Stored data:
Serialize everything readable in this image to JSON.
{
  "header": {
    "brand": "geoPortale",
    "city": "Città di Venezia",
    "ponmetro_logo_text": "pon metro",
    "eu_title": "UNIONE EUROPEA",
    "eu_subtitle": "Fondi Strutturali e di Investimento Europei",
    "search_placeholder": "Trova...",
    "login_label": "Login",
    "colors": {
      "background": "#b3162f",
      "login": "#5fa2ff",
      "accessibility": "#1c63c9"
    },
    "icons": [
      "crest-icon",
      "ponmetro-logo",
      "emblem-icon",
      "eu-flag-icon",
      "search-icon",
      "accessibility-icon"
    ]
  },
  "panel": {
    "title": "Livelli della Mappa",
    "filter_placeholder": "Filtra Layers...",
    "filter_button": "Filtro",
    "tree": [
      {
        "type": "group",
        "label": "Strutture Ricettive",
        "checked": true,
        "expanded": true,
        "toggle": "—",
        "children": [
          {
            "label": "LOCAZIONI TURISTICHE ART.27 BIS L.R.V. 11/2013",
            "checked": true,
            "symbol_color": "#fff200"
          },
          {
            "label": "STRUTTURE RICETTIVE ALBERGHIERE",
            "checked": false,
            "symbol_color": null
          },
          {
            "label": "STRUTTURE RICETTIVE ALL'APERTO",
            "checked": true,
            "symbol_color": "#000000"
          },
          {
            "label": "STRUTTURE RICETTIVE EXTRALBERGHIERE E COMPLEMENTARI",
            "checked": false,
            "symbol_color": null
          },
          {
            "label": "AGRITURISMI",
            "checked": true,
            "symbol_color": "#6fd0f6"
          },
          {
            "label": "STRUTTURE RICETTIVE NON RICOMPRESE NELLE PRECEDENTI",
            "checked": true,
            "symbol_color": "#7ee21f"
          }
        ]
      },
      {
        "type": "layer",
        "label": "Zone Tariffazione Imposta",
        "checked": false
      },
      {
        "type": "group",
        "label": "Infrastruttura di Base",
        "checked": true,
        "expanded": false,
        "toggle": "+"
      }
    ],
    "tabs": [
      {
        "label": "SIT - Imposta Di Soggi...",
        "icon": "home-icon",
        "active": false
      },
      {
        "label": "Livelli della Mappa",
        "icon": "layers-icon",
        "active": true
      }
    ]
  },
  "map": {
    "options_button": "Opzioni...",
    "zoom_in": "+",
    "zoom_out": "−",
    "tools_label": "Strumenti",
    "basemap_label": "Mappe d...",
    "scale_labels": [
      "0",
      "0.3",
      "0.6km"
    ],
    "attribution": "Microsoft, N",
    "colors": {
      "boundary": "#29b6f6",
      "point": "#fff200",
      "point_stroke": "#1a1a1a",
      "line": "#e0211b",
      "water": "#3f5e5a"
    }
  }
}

#### [Request]
Where does the word "false" appear? Return each line that holds it.

#### [The reply]
            "checked": false,
            "checked": false,
        "checked": false
        "expanded": false,
        "active": false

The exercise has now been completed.